-- Stored data --
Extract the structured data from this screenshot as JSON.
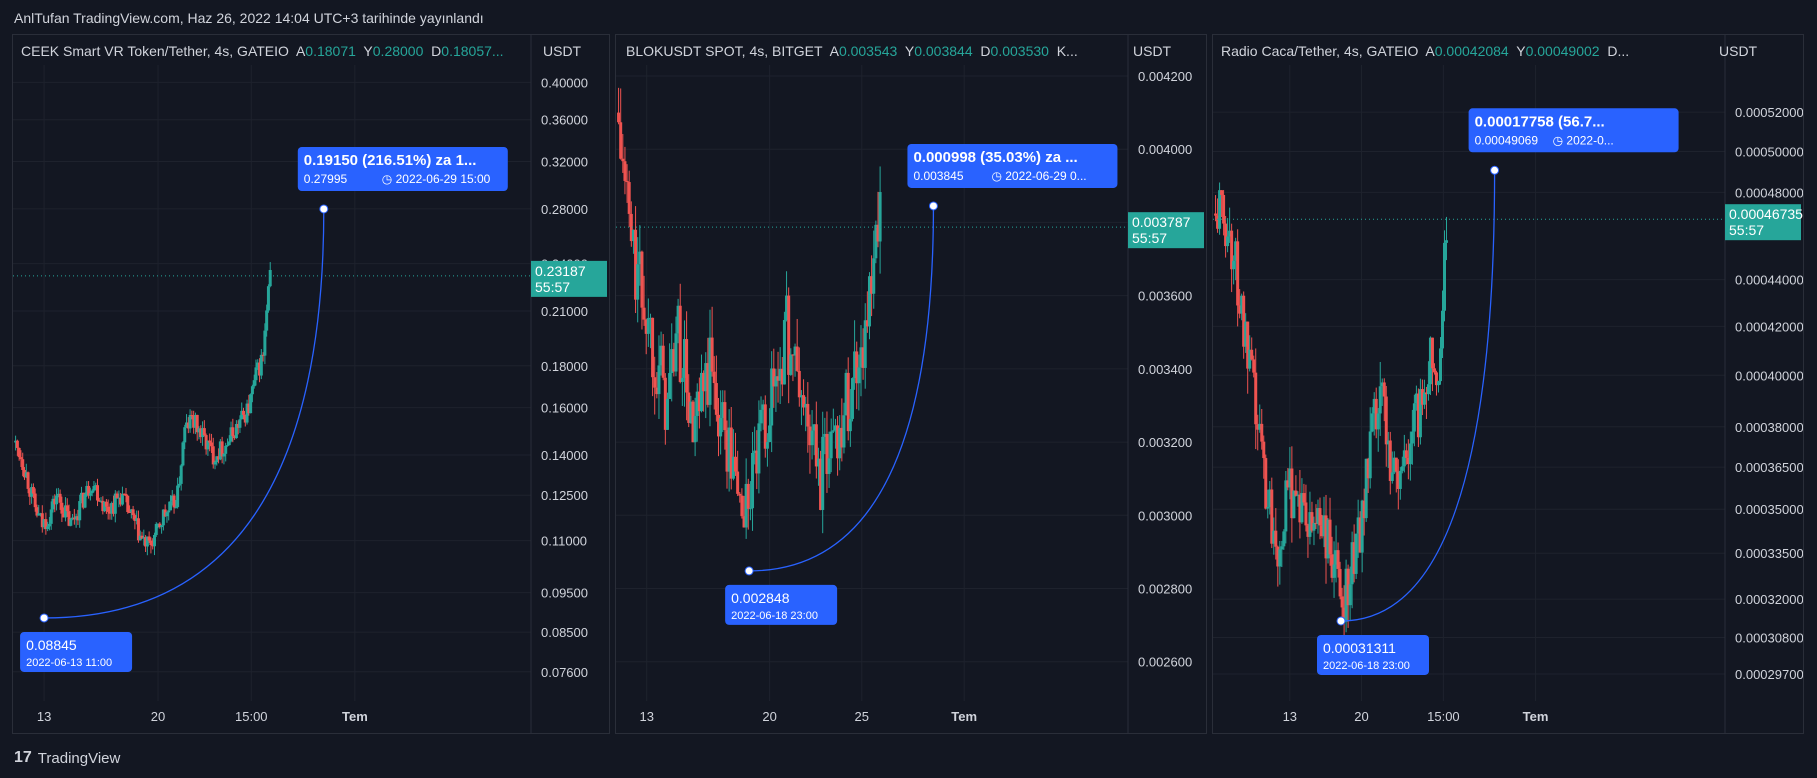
{
  "header": {
    "published": "AnlTufan TradingView.com, Haz 26, 2022 14:04 UTC+3 tarihinde yayınlandı"
  },
  "footer": {
    "brand": "TradingView",
    "logo": "tv-logo-icon"
  },
  "colors": {
    "up": "#26a69a",
    "down": "#ef5350",
    "accent": "#2962ff",
    "bg": "#131722",
    "grid": "#1e222d"
  },
  "chart_data": [
    {
      "type": "candlestick",
      "symbol": "CEEK Smart VR Token/Tether, 4s, GATEIO",
      "ohlc_labels": {
        "a_label": "A",
        "a": "0.18071",
        "y_label": "Y",
        "y": "0.28000",
        "d_label": "D",
        "d": "0.18057..."
      },
      "unit": "USDT",
      "y_ticks": [
        "0.40000",
        "0.36000",
        "0.32000",
        "0.28000",
        "0.24000",
        "0.21000",
        "0.18000",
        "0.16000",
        "0.14000",
        "0.12500",
        "0.11000",
        "0.09500",
        "0.08500",
        "0.07600"
      ],
      "y_tick_values": [
        0.4,
        0.36,
        0.32,
        0.28,
        0.24,
        0.21,
        0.18,
        0.16,
        0.14,
        0.125,
        0.11,
        0.095,
        0.085,
        0.076
      ],
      "ylim": [
        0.072,
        0.42
      ],
      "log_scale": true,
      "x_ticks": [
        "13",
        "20",
        "15:00",
        "Tem"
      ],
      "x_tick_values": [
        0.06,
        0.28,
        0.46,
        0.66
      ],
      "current_price": {
        "value": "0.23187",
        "timer": "55:57",
        "numeric": 0.23187
      },
      "low": {
        "price": "0.08845",
        "date": "2022-06-13 11:00",
        "numeric": 0.08845,
        "x": 0.06
      },
      "target": {
        "line1": "0.19150 (216.51%) za 1...",
        "price": "0.27995",
        "date": "2022-06-29  15:00",
        "numeric": 0.27995,
        "x": 0.6
      },
      "series_close": [
        0.145,
        0.14,
        0.13,
        0.12,
        0.115,
        0.118,
        0.125,
        0.12,
        0.115,
        0.12,
        0.125,
        0.13,
        0.125,
        0.12,
        0.122,
        0.125,
        0.12,
        0.115,
        0.11,
        0.108,
        0.112,
        0.118,
        0.12,
        0.125,
        0.15,
        0.155,
        0.15,
        0.145,
        0.14,
        0.142,
        0.145,
        0.15,
        0.155,
        0.16,
        0.175,
        0.185,
        0.232
      ],
      "series_last_x": 0.5
    },
    {
      "type": "candlestick",
      "symbol": "BLOKUSDT SPOT, 4s, BITGET",
      "ohlc_labels": {
        "a_label": "A",
        "a": "0.003543",
        "y_label": "Y",
        "y": "0.003844",
        "d_label": "D",
        "d": "0.003530",
        "k": "K..."
      },
      "unit": "USDT",
      "y_ticks": [
        "0.004200",
        "0.004000",
        "0.003800",
        "0.003600",
        "0.003400",
        "0.003200",
        "0.003000",
        "0.002800",
        "0.002600"
      ],
      "y_tick_values": [
        0.0042,
        0.004,
        0.0038,
        0.0036,
        0.0034,
        0.0032,
        0.003,
        0.0028,
        0.0026
      ],
      "ylim": [
        0.00252,
        0.00423
      ],
      "log_scale": false,
      "x_ticks": [
        "13",
        "20",
        "25",
        "Tem"
      ],
      "x_tick_values": [
        0.06,
        0.3,
        0.48,
        0.68
      ],
      "current_price": {
        "value": "0.003787",
        "timer": "55:57",
        "numeric": 0.003787
      },
      "low": {
        "price": "0.002848",
        "date": "2022-06-18 23:00",
        "numeric": 0.002848,
        "x": 0.26
      },
      "target": {
        "line1": "0.000998 (35.03%) za ...",
        "price": "0.003845",
        "date": "2022-06-29  0...",
        "numeric": 0.003845,
        "x": 0.62
      },
      "series_close": [
        0.0041,
        0.0039,
        0.0037,
        0.0036,
        0.0035,
        0.0034,
        0.0033,
        0.0035,
        0.0034,
        0.0032,
        0.0033,
        0.0034,
        0.0033,
        0.0032,
        0.0031,
        0.003,
        0.0031,
        0.0032,
        0.0033,
        0.0034,
        0.0035,
        0.0034,
        0.0033,
        0.0032,
        0.0031,
        0.0032,
        0.00325,
        0.0033,
        0.0034,
        0.0035,
        0.0036,
        0.0038
      ],
      "series_last_x": 0.52
    },
    {
      "type": "candlestick",
      "symbol": "Radio Caca/Tether, 4s, GATEIO",
      "ohlc_labels": {
        "a_label": "A",
        "a": "0.00042084",
        "y_label": "Y",
        "y": "0.00049002",
        "d_label": "D",
        "d": "D..."
      },
      "unit": "USDT",
      "y_ticks": [
        "0.00052000",
        "0.00050000",
        "0.00048000",
        "0.00044000",
        "0.00042000",
        "0.00040000",
        "0.00038000",
        "0.00036500",
        "0.00035000",
        "0.00033500",
        "0.00032000",
        "0.00030800",
        "0.00029700"
      ],
      "y_tick_values": [
        0.00052,
        0.0005,
        0.00048,
        0.00044,
        0.00042,
        0.0004,
        0.00038,
        0.000365,
        0.00035,
        0.000335,
        0.00032,
        0.000308,
        0.000297
      ],
      "ylim": [
        0.000292,
        0.000545
      ],
      "log_scale": true,
      "x_ticks": [
        "13",
        "20",
        "15:00",
        "Tem"
      ],
      "x_tick_values": [
        0.15,
        0.29,
        0.45,
        0.63
      ],
      "current_price": {
        "value": "0.00046735",
        "timer": "55:57",
        "numeric": 0.00046735
      },
      "low": {
        "price": "0.00031311",
        "date": "2022-06-18 23:00",
        "numeric": 0.00031311,
        "x": 0.25
      },
      "target": {
        "line1": "0.00017758 (56.7...",
        "price": "0.00049069",
        "date": "2022-0...",
        "numeric": 0.00049069,
        "x": 0.55
      },
      "series_close": [
        0.00047,
        0.00047,
        0.00046,
        0.00044,
        0.00041,
        0.00039,
        0.00037,
        0.00035,
        0.00034,
        0.00035,
        0.00036,
        0.00035,
        0.00034,
        0.00035,
        0.00034,
        0.00033,
        0.00032,
        0.00033,
        0.00034,
        0.00036,
        0.00038,
        0.00039,
        0.00037,
        0.00036,
        0.00037,
        0.00038,
        0.00039,
        0.00041,
        0.0004,
        0.000467
      ],
      "series_last_x": 0.46
    }
  ]
}
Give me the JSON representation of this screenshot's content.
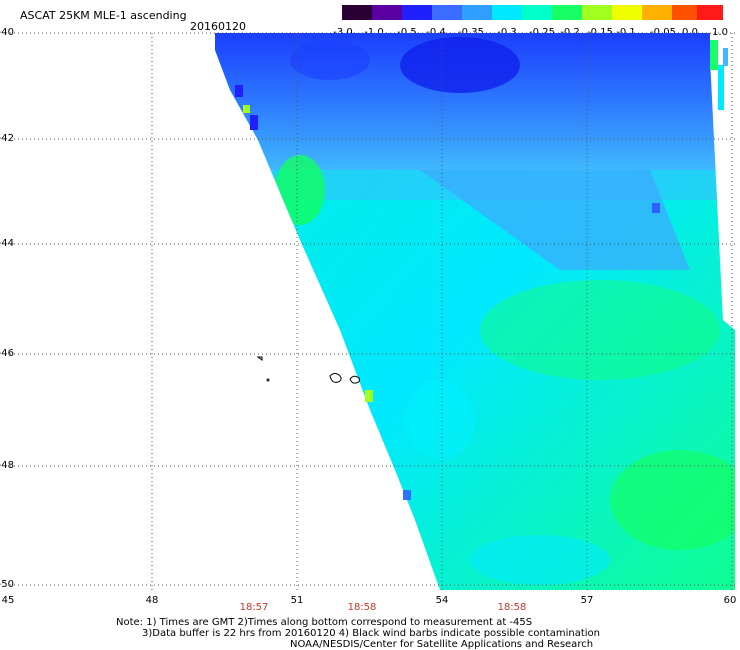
{
  "header": {
    "title": "ASCAT 25KM MLE-1 ascending",
    "date": "20160120"
  },
  "colorbar": {
    "labels": [
      "-3.0",
      "-1.0",
      "-0.5",
      "-0.4",
      "-0.35",
      "-0.3",
      "-0.25",
      "-0.2",
      "-0.15",
      "-0.1",
      "-0.05",
      "0.0",
      "1.0"
    ],
    "colors": [
      "#2a0033",
      "#5a00a0",
      "#2020ff",
      "#3a6cff",
      "#2fa0ff",
      "#00e8ff",
      "#00ffc8",
      "#18ff66",
      "#a0ff20",
      "#f0ff00",
      "#ffb000",
      "#ff5000",
      "#ff1a1a"
    ]
  },
  "axes": {
    "lat_labels": [
      "-40",
      "-42",
      "-44",
      "-46",
      "-48",
      "-50"
    ],
    "lon_labels": [
      "45",
      "48",
      "51",
      "54",
      "57",
      "60"
    ],
    "time_labels": [
      "18:57",
      "18:58",
      "18:58"
    ]
  },
  "notes": {
    "line1": "Note: 1) Times are GMT 2)Times along bottom correspond to measurement at -45S",
    "line2": "3)Data buffer is 22 hrs from 20160120 4) Black wind barbs indicate possible contamination",
    "line3": "NOAA/NESDIS/Center for Satellite Applications and Research"
  }
}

-- Task to carry out --
Please list every line of the records that contains "Tether".

-- Expected answer --
      "symbol": "CEEK Smart VR Token/Tether, 4s, GATEIO",
      "symbol": "Radio Caca/Tether, 4s, GATEIO",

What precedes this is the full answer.